***** Supplied records *****

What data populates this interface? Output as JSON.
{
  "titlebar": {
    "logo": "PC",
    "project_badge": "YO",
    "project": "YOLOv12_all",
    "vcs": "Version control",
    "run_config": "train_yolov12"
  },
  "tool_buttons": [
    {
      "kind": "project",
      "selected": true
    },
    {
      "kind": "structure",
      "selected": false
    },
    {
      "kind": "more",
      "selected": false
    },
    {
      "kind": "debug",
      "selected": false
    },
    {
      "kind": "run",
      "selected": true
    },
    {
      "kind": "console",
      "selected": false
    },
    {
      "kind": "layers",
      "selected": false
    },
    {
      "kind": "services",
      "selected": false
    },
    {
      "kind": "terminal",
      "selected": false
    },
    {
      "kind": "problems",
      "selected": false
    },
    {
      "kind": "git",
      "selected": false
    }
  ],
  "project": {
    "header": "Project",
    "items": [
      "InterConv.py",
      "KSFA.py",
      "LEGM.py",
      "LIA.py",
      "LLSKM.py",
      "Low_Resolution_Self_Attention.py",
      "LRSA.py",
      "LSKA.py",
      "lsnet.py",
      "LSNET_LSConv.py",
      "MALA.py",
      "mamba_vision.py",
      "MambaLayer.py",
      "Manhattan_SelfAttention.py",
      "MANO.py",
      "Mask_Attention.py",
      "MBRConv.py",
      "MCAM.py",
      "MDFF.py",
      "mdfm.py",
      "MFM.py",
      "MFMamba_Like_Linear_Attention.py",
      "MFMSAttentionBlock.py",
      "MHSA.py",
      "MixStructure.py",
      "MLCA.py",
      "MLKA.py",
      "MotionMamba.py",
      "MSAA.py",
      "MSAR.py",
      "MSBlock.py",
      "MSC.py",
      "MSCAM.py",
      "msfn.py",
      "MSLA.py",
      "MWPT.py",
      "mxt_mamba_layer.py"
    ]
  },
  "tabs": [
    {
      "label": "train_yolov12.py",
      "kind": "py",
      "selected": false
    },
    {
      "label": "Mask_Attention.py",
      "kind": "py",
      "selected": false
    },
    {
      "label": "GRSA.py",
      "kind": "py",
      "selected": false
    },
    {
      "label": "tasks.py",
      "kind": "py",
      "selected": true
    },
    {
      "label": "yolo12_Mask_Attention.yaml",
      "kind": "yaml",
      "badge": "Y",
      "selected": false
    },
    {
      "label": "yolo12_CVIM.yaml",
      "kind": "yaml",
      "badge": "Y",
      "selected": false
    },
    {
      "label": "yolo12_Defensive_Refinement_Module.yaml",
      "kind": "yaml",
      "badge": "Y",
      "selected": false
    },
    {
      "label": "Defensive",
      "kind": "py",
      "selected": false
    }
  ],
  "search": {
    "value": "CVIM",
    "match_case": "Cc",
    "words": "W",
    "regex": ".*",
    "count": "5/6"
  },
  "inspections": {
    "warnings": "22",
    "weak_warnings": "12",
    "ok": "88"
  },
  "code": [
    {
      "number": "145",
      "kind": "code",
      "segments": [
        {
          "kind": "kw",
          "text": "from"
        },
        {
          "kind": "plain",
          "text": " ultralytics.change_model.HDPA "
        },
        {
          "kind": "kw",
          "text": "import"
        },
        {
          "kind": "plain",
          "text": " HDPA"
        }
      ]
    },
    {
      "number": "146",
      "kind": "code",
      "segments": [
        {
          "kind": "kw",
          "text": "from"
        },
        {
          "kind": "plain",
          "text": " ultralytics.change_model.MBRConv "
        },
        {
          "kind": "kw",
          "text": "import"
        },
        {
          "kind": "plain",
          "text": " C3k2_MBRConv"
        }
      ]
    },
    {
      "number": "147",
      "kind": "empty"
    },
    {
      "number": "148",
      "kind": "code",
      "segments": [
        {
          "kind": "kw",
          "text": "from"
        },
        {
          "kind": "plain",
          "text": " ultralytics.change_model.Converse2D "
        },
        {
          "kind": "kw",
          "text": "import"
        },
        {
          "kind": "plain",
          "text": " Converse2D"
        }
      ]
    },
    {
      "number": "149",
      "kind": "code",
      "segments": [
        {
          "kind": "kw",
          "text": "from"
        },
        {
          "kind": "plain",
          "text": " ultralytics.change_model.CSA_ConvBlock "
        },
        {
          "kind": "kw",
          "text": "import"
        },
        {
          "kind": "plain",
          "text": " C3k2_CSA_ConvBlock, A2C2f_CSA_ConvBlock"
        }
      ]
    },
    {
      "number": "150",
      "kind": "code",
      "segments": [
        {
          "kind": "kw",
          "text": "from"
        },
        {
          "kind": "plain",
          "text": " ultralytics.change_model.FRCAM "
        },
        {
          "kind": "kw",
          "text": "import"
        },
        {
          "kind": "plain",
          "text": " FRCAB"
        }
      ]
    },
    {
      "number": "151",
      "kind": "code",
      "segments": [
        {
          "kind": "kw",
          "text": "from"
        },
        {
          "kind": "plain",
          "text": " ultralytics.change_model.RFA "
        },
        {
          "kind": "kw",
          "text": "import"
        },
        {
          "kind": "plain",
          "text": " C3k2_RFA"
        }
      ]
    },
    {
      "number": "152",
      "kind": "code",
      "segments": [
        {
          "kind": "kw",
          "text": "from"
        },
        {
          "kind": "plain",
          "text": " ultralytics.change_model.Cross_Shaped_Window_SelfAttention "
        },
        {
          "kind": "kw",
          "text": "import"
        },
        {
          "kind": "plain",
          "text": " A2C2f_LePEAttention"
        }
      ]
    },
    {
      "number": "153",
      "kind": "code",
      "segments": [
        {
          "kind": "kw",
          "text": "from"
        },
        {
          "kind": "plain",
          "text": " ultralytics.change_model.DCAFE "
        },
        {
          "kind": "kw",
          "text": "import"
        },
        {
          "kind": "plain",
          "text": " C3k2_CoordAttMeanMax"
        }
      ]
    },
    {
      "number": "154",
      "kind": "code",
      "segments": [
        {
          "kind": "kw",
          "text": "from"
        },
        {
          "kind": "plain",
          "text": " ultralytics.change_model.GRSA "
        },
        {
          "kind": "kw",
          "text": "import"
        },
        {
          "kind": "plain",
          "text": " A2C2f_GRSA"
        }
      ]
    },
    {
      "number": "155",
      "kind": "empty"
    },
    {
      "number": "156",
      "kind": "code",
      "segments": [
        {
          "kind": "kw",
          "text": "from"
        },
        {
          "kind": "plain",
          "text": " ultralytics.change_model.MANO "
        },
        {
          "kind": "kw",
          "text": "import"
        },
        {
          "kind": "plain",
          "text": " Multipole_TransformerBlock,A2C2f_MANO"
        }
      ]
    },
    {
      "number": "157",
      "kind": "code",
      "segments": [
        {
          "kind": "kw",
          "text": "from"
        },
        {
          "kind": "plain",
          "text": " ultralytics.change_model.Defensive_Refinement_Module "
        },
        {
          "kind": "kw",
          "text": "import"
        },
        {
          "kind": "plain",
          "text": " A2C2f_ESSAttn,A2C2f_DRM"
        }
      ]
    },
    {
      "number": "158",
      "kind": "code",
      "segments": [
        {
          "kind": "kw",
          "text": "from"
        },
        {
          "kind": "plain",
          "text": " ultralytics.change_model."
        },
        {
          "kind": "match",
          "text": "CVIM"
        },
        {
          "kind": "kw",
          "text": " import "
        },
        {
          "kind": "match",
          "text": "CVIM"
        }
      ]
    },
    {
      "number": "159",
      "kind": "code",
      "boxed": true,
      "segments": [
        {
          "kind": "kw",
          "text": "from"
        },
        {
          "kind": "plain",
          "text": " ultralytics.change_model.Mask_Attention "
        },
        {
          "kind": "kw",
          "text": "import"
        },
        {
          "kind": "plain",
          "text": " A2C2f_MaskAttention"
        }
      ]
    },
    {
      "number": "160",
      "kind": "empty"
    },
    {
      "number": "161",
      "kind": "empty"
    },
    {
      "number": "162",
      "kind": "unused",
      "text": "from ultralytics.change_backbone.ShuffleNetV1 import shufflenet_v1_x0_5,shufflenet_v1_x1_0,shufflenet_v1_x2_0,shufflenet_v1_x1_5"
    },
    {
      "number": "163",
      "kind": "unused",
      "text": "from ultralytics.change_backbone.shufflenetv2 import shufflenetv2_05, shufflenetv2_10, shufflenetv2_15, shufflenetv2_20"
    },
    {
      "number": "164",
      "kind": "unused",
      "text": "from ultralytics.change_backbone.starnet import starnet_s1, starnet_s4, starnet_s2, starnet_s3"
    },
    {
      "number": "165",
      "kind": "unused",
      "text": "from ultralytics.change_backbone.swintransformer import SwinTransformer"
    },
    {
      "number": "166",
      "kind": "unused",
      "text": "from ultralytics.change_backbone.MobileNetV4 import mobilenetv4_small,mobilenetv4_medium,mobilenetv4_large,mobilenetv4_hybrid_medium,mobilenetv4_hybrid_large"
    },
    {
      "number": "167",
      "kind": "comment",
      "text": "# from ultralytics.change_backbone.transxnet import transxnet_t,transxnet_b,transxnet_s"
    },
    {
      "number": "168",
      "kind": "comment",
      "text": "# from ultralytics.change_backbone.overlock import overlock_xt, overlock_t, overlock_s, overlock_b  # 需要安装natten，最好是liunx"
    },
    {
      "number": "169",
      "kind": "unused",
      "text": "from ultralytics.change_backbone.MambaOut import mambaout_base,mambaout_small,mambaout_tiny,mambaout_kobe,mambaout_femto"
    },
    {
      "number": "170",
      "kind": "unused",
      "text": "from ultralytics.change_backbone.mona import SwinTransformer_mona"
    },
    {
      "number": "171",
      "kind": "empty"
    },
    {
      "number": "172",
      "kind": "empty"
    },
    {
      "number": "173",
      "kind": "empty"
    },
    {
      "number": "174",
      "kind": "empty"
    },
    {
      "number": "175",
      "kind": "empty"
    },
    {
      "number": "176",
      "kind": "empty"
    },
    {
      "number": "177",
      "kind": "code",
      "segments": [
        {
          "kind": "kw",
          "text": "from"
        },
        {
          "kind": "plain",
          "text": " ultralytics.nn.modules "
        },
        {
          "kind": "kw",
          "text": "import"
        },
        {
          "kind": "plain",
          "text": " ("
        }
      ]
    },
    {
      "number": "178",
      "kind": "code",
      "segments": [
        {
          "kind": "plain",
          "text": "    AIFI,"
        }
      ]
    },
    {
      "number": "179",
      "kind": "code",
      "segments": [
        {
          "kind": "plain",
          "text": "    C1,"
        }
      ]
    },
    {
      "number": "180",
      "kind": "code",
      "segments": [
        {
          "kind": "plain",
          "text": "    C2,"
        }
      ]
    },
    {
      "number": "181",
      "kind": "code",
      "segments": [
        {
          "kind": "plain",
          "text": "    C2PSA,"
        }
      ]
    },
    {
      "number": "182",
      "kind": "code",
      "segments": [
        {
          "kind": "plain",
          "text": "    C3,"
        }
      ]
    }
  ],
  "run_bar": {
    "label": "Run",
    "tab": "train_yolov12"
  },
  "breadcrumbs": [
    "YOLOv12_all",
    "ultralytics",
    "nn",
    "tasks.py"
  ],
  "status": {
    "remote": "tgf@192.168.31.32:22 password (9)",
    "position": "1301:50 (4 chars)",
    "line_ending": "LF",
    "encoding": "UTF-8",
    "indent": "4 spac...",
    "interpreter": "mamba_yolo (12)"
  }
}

*****

▶ **Exercise description**: Where a line in the material contains "label", copy that line.

▶ **Correct result**:
      "label": "train_yolov12.py",
      "label": "Mask_Attention.py",
      "label": "GRSA.py",
      "label": "tasks.py",
      "label": "yolo12_Mask_Attention.yaml",
      "label": "yolo12_CVIM.yaml",
      "label": "yolo12_Defensive_Refinement_Module.yaml",
      "label": "Defensive",
    "label": "Run",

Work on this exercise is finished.